Short exercise: Give the number of lines that contain the string "relative", and nothing else.

Records for processing:
+---+

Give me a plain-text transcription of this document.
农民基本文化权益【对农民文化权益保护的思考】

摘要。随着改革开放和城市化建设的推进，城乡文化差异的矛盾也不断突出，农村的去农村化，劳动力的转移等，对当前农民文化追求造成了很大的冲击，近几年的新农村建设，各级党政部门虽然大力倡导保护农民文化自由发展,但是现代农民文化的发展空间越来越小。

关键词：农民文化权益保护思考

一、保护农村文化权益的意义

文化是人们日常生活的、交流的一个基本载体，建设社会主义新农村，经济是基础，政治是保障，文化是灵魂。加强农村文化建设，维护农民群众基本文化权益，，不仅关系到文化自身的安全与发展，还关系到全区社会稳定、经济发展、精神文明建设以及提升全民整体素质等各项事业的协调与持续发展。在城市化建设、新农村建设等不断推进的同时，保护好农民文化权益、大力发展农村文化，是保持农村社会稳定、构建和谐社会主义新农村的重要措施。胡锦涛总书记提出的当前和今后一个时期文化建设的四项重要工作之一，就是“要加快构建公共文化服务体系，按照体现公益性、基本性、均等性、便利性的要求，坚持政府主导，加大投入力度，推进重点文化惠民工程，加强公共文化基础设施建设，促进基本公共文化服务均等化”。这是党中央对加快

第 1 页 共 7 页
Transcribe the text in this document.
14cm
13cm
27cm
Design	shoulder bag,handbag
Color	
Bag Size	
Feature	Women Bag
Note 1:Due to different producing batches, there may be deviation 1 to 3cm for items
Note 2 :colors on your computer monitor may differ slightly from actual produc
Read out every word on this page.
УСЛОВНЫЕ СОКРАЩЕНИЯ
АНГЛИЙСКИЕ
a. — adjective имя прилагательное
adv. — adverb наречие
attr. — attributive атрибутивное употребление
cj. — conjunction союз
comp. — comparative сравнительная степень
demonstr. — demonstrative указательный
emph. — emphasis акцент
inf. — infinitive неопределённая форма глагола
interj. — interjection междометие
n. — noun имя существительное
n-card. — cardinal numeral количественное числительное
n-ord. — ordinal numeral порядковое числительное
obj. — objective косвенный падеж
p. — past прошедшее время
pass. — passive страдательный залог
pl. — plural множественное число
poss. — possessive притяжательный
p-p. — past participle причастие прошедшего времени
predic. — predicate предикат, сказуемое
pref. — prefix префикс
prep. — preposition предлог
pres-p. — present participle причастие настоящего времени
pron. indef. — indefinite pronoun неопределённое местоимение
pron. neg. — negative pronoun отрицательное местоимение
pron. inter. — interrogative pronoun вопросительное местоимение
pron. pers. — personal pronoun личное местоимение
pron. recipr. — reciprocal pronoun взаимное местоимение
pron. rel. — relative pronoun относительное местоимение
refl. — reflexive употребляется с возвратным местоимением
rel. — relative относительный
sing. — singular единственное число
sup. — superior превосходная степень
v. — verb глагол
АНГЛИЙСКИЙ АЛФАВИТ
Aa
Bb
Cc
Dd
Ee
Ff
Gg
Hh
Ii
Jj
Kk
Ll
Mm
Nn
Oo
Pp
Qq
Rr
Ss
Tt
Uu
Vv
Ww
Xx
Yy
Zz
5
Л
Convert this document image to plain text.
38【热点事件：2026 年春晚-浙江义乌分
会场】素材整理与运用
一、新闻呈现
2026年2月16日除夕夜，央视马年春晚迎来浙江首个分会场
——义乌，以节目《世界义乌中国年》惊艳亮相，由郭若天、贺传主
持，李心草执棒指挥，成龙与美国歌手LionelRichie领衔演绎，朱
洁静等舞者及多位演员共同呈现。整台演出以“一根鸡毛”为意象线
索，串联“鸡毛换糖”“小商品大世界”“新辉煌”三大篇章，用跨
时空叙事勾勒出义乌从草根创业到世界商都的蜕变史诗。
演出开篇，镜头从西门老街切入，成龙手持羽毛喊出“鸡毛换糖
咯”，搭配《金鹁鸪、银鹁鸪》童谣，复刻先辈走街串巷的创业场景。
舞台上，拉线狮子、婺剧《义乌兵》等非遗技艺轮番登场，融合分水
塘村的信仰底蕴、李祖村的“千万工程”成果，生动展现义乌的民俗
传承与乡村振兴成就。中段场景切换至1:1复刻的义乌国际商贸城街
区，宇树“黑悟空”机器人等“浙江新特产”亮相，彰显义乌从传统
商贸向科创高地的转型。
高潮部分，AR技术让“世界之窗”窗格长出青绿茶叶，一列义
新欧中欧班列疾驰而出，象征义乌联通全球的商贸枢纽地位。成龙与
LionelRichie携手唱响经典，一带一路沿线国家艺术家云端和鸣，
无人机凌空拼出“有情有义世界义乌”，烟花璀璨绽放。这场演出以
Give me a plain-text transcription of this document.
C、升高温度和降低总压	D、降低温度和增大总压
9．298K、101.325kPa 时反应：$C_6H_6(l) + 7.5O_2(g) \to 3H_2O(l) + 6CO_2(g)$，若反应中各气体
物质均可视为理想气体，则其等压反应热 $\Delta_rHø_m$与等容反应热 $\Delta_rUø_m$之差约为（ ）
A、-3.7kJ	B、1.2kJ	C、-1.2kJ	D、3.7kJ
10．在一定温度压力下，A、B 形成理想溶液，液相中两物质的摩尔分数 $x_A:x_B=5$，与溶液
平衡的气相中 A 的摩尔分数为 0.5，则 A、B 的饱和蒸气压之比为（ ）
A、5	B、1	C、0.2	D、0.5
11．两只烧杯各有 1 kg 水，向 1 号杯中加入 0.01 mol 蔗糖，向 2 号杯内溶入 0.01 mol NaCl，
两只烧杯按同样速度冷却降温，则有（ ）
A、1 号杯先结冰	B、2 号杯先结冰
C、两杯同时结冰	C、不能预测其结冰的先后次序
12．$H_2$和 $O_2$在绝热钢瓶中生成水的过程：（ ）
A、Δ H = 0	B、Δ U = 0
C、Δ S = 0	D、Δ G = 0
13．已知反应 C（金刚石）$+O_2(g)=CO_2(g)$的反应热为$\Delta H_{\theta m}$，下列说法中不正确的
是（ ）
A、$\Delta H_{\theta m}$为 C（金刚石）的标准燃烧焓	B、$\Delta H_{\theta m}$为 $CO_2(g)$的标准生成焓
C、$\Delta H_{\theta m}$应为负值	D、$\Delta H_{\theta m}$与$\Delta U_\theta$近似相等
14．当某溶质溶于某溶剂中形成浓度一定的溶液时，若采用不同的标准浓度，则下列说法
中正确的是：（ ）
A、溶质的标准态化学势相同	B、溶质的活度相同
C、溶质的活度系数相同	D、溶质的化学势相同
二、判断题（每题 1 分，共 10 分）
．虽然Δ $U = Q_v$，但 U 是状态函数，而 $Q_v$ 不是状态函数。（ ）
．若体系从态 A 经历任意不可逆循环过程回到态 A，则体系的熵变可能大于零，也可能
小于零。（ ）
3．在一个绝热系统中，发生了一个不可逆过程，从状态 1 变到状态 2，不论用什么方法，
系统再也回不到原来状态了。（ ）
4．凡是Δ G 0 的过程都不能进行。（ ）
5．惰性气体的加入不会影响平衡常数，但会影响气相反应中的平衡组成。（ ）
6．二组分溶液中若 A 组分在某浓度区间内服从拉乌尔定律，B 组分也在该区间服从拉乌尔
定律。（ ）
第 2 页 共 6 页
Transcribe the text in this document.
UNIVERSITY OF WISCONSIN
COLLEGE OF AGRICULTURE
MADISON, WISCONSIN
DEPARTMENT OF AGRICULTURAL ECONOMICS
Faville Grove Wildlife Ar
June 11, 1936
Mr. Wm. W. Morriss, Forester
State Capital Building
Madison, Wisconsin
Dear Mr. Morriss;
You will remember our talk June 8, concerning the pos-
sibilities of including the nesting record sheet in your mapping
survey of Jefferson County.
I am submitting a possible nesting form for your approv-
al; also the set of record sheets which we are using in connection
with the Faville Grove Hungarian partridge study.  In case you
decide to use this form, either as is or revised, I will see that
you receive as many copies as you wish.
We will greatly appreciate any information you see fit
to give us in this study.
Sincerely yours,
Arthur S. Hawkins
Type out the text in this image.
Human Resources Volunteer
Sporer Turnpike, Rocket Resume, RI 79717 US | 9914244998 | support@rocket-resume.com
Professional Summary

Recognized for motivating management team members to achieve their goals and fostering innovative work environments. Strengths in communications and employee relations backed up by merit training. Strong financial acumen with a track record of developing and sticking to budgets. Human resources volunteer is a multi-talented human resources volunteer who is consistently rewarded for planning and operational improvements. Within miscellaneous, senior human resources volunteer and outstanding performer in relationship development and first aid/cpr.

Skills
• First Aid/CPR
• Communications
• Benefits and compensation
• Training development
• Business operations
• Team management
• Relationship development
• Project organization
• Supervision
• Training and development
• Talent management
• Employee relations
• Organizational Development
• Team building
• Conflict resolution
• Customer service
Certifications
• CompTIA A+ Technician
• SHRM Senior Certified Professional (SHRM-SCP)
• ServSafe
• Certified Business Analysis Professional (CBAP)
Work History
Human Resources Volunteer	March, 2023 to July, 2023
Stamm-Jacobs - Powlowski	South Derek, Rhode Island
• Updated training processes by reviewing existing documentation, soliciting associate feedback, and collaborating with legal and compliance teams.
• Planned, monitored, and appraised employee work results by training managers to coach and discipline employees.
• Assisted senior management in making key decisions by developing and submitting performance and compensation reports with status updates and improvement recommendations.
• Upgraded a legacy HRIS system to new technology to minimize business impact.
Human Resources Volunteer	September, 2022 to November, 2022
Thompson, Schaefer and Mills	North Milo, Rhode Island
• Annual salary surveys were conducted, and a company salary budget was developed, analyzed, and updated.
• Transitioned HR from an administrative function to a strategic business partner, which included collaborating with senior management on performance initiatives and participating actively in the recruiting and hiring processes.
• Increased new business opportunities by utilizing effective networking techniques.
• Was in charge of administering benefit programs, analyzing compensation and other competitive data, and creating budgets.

+---+

Exercise output: 2